(GOAL): Find the lines holding "with" and copy them.

(INFORMATION GIVEN):

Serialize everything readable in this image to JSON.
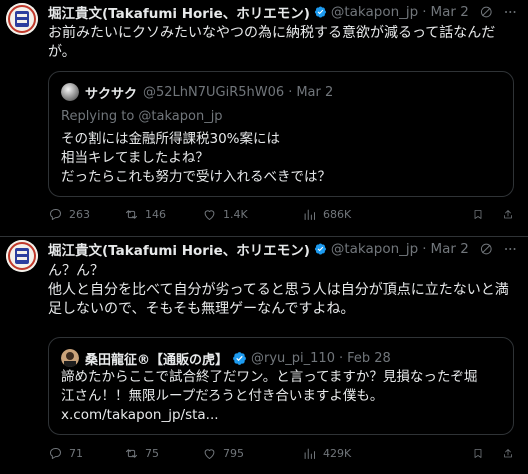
{
  "posts": [
    {
      "author": {
        "name": "堀江貴文(Takafumi Horie、ホリエモン)",
        "handle": "@takapon_jp",
        "time": "Mar 2"
      },
      "text_lines": [
        "お前みたいにクソみたいなやつの為に納税する意欲が減るって話なんだ",
        "が。"
      ],
      "quote": {
        "name": "サクサク",
        "handle": "@52LhN7UGiR5hW06",
        "time": "Mar 2",
        "replying": "Replying to @takapon_jp",
        "text_lines": [
          "その割には金融所得課税30%案には",
          "相当キレてましたよね？",
          "だったらこれも努力で受け入れるべきでは？"
        ]
      },
      "stats": {
        "replies": "263",
        "reposts": "146",
        "likes": "1.4K",
        "views": "686K"
      }
    },
    {
      "author": {
        "name": "堀江貴文(Takafumi Horie、ホリエモン)",
        "handle": "@takapon_jp",
        "time": "Mar 2"
      },
      "text_lines": [
        "ん？ん？",
        "他人と自分を比べて自分が劣ってると思う人は自分が頂点に立たないと満",
        "足しないので、そもそも無理ゲーなんですよね。"
      ],
      "quote": {
        "name": "桑田龍征®︎【通販の虎】",
        "handle": "@ryu_pi_110",
        "time": "Feb 28",
        "text_lines": [
          "諦めたからここで試合終了だワン。と言ってますか？見損なったぞ堀",
          "江さん！！無限ループだろうと付き合いますよ僕も。",
          "x.com/takapon_jp/sta..."
        ]
      },
      "stats": {
        "replies": "71",
        "reposts": "75",
        "likes": "795",
        "views": "429K"
      }
    }
  ],
  "colors": {
    "background": "#000000",
    "text": "#e7e9ea",
    "muted": "#71767b",
    "border": "#2f3336",
    "verified": "#1d9bf0"
  }
}
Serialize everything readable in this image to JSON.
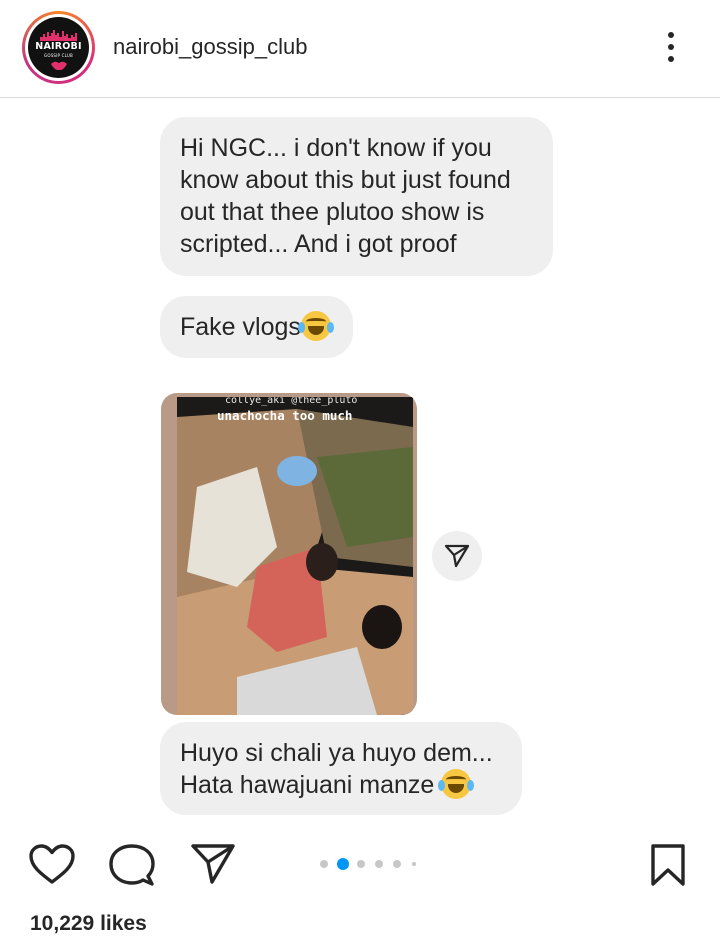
{
  "header": {
    "username": "nairobi_gossip_club",
    "avatar_brand": "NAIROBI",
    "avatar_sub": "GOSSIP CLUB",
    "more_icon": "more-vertical-icon"
  },
  "messages": [
    {
      "lines": [
        "Hi NGC... i don't know if you",
        "know about this but just found",
        "out that thee plutoo show is",
        "scripted... And i got proof"
      ]
    },
    {
      "text": "Fake vlogs",
      "emoji": "face-with-tears-of-joy"
    },
    {
      "lines": [
        "Huyo si chali ya huyo dem...",
        "Hata hawajuani manze"
      ],
      "emoji": "face-with-tears-of-joy"
    }
  ],
  "media": {
    "caption_user": "collye_aki @thee_pluto",
    "caption_text": "unachocha too much"
  },
  "actions": {
    "like_icon": "heart-icon",
    "comment_icon": "comment-icon",
    "share_icon": "send-icon",
    "save_icon": "bookmark-icon",
    "carousel_count": 6,
    "carousel_active": 1
  },
  "likes_text": "10,229 likes",
  "colors": {
    "bubble": "#efefef",
    "accent": "#0095f6",
    "text": "#262626"
  }
}
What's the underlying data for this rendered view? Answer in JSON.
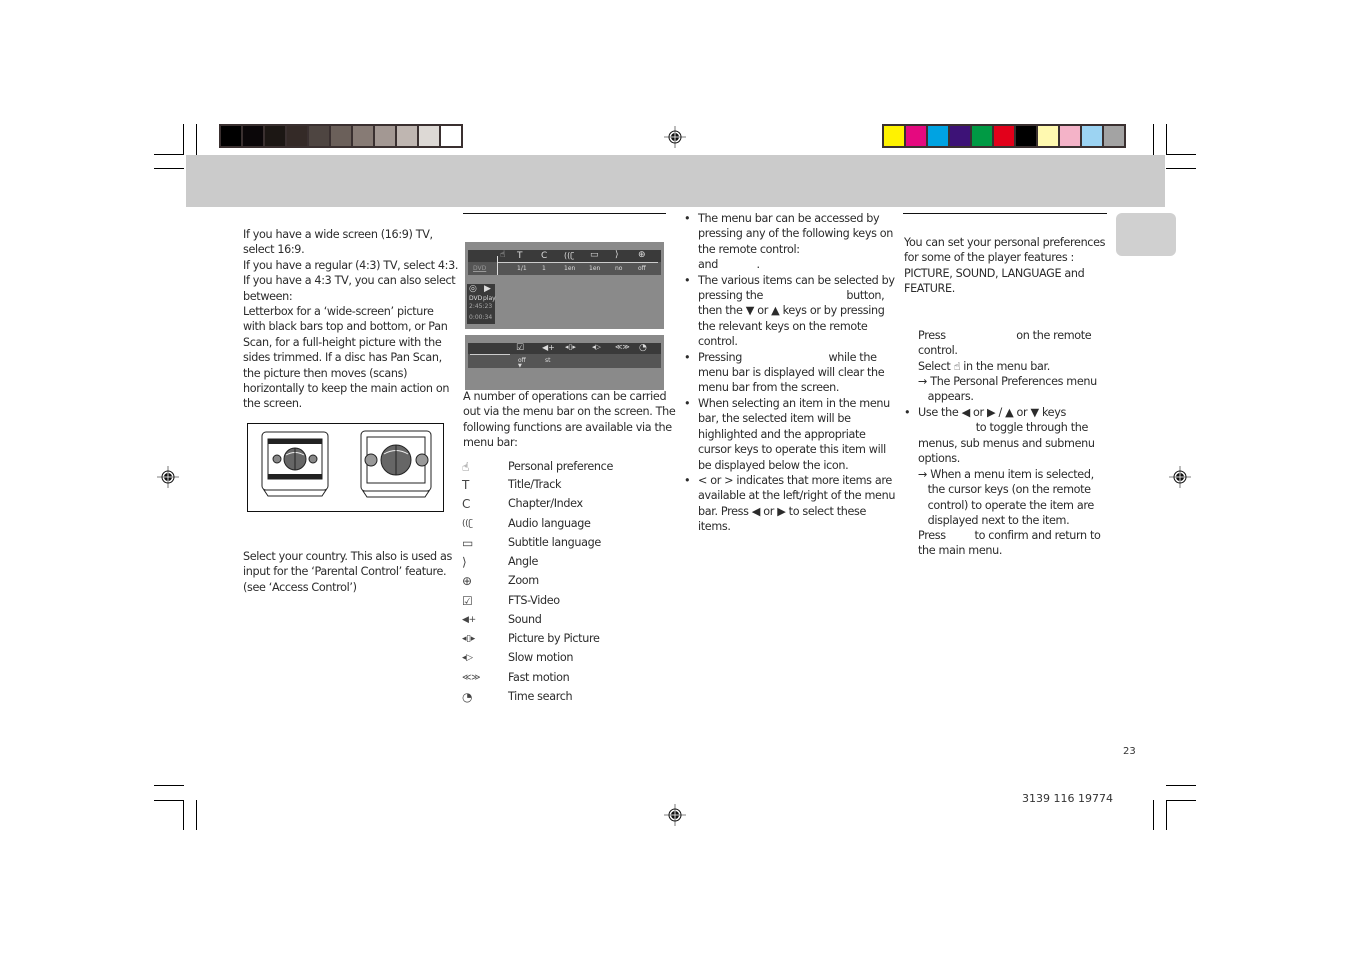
{
  "print_marks": {
    "grayscale_swatches": [
      "#000000",
      "#0b0709",
      "#1c1714",
      "#342a27",
      "#4e4541",
      "#6b605a",
      "#877b75",
      "#a39893",
      "#bfb6b1",
      "#ddd9d5",
      "#ffffff"
    ],
    "color_swatches": [
      "#fff200",
      "#e5097f",
      "#00a3e2",
      "#3d1277",
      "#009a44",
      "#e2001a",
      "#000000",
      "#fff9b0",
      "#f4b3c8",
      "#9cd3f2",
      "#a3a3a3"
    ]
  },
  "col1": {
    "aspect_text": [
      "If you have a wide screen (16:9) TV,",
      "select 16:9.",
      "If you have a regular (4:3) TV, select 4:3.",
      "If you have a 4:3 TV, you can also select",
      "between:",
      "Letterbox for a ‘wide-screen’ picture",
      "with black bars top and bottom, or Pan",
      "Scan, for a full-height picture with the",
      "sides trimmed. If a disc has Pan Scan,",
      "the picture then moves (scans)",
      "horizontally to keep the main action on",
      "the screen."
    ],
    "illustration_alt": [
      "letterbox-tv",
      "pan-scan-tv"
    ],
    "country_text": [
      "Select your country. This also is used as",
      "input for the ‘Parental Control’ feature.",
      "(see ‘Access Control’)"
    ]
  },
  "col2": {
    "osd1": {
      "disc_label": "DVD",
      "values": [
        "1/1",
        "1",
        "1en",
        "1en",
        "no",
        "off"
      ],
      "status_labels": [
        "DVD",
        "play"
      ],
      "time1": "2:45:23",
      "time2": "0:00:34"
    },
    "osd2": {
      "values": [
        "off",
        "st"
      ]
    },
    "intro": [
      "A number of operations can be carried",
      "out via the menu bar on the screen. The",
      "following functions are available via the",
      "menu bar:"
    ],
    "functions": [
      {
        "icon": "personal-preference-icon",
        "glyph": "☝",
        "label": "Personal preference"
      },
      {
        "icon": "title-track-icon",
        "glyph": "T",
        "label": "Title/Track"
      },
      {
        "icon": "chapter-index-icon",
        "glyph": "C",
        "label": "Chapter/Index"
      },
      {
        "icon": "audio-language-icon",
        "glyph": "((ʗ",
        "label": "Audio language"
      },
      {
        "icon": "subtitle-language-icon",
        "glyph": "▭",
        "label": "Subtitle language"
      },
      {
        "icon": "angle-icon",
        "glyph": "⟩",
        "label": "Angle"
      },
      {
        "icon": "zoom-icon",
        "glyph": "⊕",
        "label": "Zoom"
      },
      {
        "icon": "fts-video-icon",
        "glyph": "☑",
        "label": "FTS-Video"
      },
      {
        "icon": "sound-icon",
        "glyph": "◀+",
        "label": "Sound"
      },
      {
        "icon": "picture-by-picture-icon",
        "glyph": "◂▯▸",
        "label": "Picture by Picture"
      },
      {
        "icon": "slow-motion-icon",
        "glyph": "◂▷",
        "label": "Slow motion"
      },
      {
        "icon": "fast-motion-icon",
        "glyph": "≪≫",
        "label": "Fast motion"
      },
      {
        "icon": "time-search-icon",
        "glyph": "◔",
        "label": "Time search"
      }
    ]
  },
  "col3": {
    "bullets": [
      {
        "lines": [
          "The menu bar can be accessed by",
          "pressing any of the following keys on",
          "the remote control:",
          "and            ."
        ]
      },
      {
        "lines": [
          "The various items can be selected by",
          "pressing the                          button,",
          "then the ▼ or ▲ keys or by pressing",
          "the relevant keys on the remote",
          "control."
        ]
      },
      {
        "lines": [
          "Pressing                           while the",
          "menu bar is displayed will clear the",
          "menu bar from the screen."
        ]
      },
      {
        "lines": [
          "When selecting an item in the menu",
          "bar, the selected item will be",
          "highlighted and the appropriate",
          "cursor keys to operate this item will",
          "be displayed below the icon."
        ]
      },
      {
        "lines": [
          "< or > indicates that more items are",
          "available at the left/right of the menu",
          "bar. Press ◀ or ▶ to select these",
          "items."
        ]
      }
    ]
  },
  "col4": {
    "intro": [
      "You can set your personal preferences",
      "for some of the player features :",
      "PICTURE, SOUND, LANGUAGE and",
      "FEATURE."
    ],
    "steps": [
      "Press                      on the remote",
      "control.",
      "Select ☝ in the menu bar."
    ],
    "result1": [
      "→ The Personal Preferences menu",
      "   appears."
    ],
    "bullet": [
      "Use the ◀ or ▶ / ▲ or ▼ keys",
      "                  to toggle through the",
      "menus, sub menus and submenu",
      "options."
    ],
    "result2": [
      "→ When a menu item is selected,",
      "   the cursor keys (on the remote",
      "   control) to operate the item are",
      "   displayed next to the item."
    ],
    "confirm": [
      "Press         to confirm and return to",
      "the main menu."
    ]
  },
  "footer": {
    "page_number": "23",
    "doc_code": "3139 116 19774"
  }
}
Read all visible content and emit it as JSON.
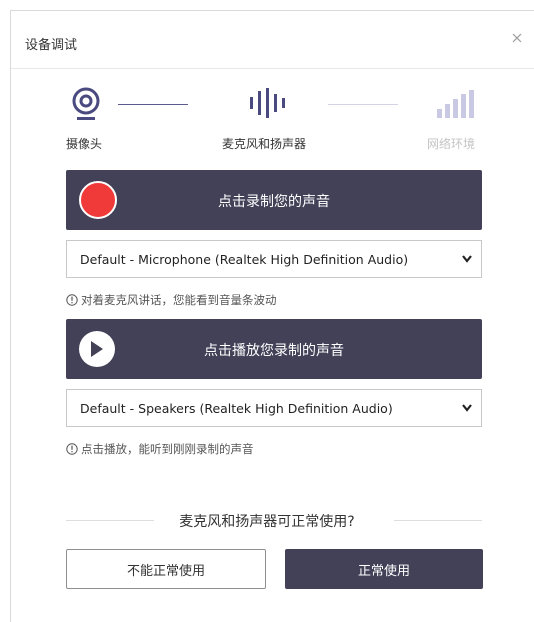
{
  "dialog": {
    "title": "设备调试"
  },
  "steps": [
    {
      "label": "摄像头",
      "icon": "camera-icon",
      "state": "done"
    },
    {
      "label": "麦克风和扬声器",
      "icon": "audio-wave-icon",
      "state": "active"
    },
    {
      "label": "网络环境",
      "icon": "signal-bars-icon",
      "state": "pending"
    }
  ],
  "record": {
    "button_label": "点击录制您的声音",
    "icon": "record-icon"
  },
  "microphone": {
    "selected": "Default - Microphone (Realtek High Definition Audio)",
    "hint": "对着麦克风讲话，您能看到音量条波动"
  },
  "playback": {
    "button_label": "点击播放您录制的声音",
    "icon": "play-icon"
  },
  "speaker": {
    "selected": "Default - Speakers (Realtek High Definition Audio)",
    "hint": "点击播放，能听到刚刚录制的声音"
  },
  "question": "麦克风和扬声器可正常使用?",
  "actions": {
    "cannot_use": "不能正常使用",
    "works": "正常使用"
  },
  "colors": {
    "accent": "#434158",
    "record_red": "#f03a3a",
    "step_active": "#4a4a80",
    "step_inactive": "#c9c9e3"
  }
}
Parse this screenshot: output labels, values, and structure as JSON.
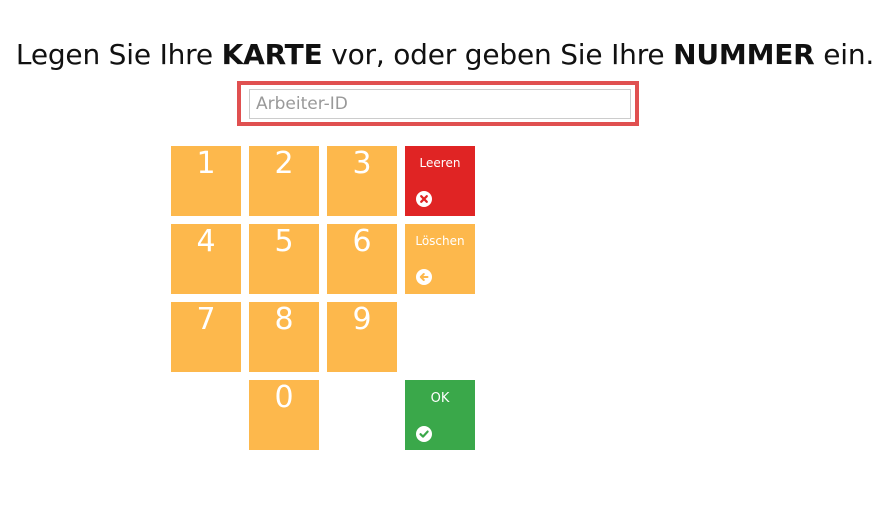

(OUTPUT):
      "emoji": "face-with-tears-of-joy"
      "emoji": "face-with-tears-of-joy"
      "with black bars top and bottom, or Pan",
      "Scan, for a full-height picture with the",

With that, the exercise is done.